Every record should be written out exactly, please.
** start of MATERIAL FOR THE TASK **
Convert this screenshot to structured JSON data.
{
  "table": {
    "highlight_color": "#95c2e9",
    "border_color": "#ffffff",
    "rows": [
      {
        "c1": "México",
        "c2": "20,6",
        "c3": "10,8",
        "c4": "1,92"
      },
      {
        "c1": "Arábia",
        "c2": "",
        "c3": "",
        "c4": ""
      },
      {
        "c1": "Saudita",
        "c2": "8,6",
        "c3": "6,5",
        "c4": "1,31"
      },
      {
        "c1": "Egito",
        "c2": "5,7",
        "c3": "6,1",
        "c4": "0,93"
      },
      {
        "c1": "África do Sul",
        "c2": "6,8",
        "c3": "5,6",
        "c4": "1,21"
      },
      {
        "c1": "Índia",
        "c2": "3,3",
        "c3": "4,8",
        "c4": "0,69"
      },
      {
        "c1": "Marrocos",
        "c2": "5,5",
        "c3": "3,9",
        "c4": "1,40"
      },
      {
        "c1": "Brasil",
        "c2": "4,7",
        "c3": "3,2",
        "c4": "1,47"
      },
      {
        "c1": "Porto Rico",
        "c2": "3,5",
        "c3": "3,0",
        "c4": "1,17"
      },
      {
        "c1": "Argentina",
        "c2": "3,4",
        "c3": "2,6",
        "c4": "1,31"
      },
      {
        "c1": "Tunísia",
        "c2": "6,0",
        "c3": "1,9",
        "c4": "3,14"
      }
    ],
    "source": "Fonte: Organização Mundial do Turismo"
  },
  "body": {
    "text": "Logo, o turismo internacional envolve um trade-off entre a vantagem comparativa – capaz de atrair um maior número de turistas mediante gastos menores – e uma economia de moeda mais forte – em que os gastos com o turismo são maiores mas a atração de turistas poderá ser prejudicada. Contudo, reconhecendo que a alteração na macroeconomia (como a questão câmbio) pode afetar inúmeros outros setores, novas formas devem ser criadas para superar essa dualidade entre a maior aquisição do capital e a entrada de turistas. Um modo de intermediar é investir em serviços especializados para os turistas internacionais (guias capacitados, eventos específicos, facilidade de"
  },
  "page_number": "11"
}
** end of MATERIAL FOR THE TASK **
== FINAL RESULT ==
Convert this screenshot to structured JSON data.
{
  "table": {
    "highlight_color": "#95c2e9",
    "border_color": "#ffffff",
    "rows": [
      {
        "c1": "México",
        "c2": "20,6",
        "c3": "10,8",
        "c4": "1,92"
      },
      {
        "c1": "Arábia",
        "c2": "",
        "c3": "",
        "c4": ""
      },
      {
        "c1": "Saudita",
        "c2": "8,6",
        "c3": "6,5",
        "c4": "1,31"
      },
      {
        "c1": "Egito",
        "c2": "5,7",
        "c3": "6,1",
        "c4": "0,93"
      },
      {
        "c1": "África do Sul",
        "c2": "6,8",
        "c3": "5,6",
        "c4": "1,21"
      },
      {
        "c1": "Índia",
        "c2": "3,3",
        "c3": "4,8",
        "c4": "0,69"
      },
      {
        "c1": "Marrocos",
        "c2": "5,5",
        "c3": "3,9",
        "c4": "1,40"
      },
      {
        "c1": "Brasil",
        "c2": "4,7",
        "c3": "3,2",
        "c4": "1,47"
      },
      {
        "c1": "Porto Rico",
        "c2": "3,5",
        "c3": "3,0",
        "c4": "1,17"
      },
      {
        "c1": "Argentina",
        "c2": "3,4",
        "c3": "2,6",
        "c4": "1,31"
      },
      {
        "c1": "Tunísia",
        "c2": "6,0",
        "c3": "1,9",
        "c4": "3,14"
      }
    ],
    "source": "Fonte: Organização Mundial do Turismo"
  },
  "body": {
    "text": "Logo, o turismo internacional envolve um trade-off entre a vantagem comparativa – capaz de atrair um maior número de turistas mediante gastos menores – e uma economia de moeda mais forte – em que os gastos com o turismo são maiores mas a atração de turistas poderá ser prejudicada. Contudo, reconhecendo que a alteração na macroeconomia (como a questão câmbio) pode afetar inúmeros outros setores, novas formas devem ser criadas para superar essa dualidade entre a maior aquisição do capital e a entrada de turistas. Um modo de intermediar é investir em serviços especializados para os turistas internacionais (guias capacitados, eventos específicos, facilidade de"
  },
  "page_number": "11"
}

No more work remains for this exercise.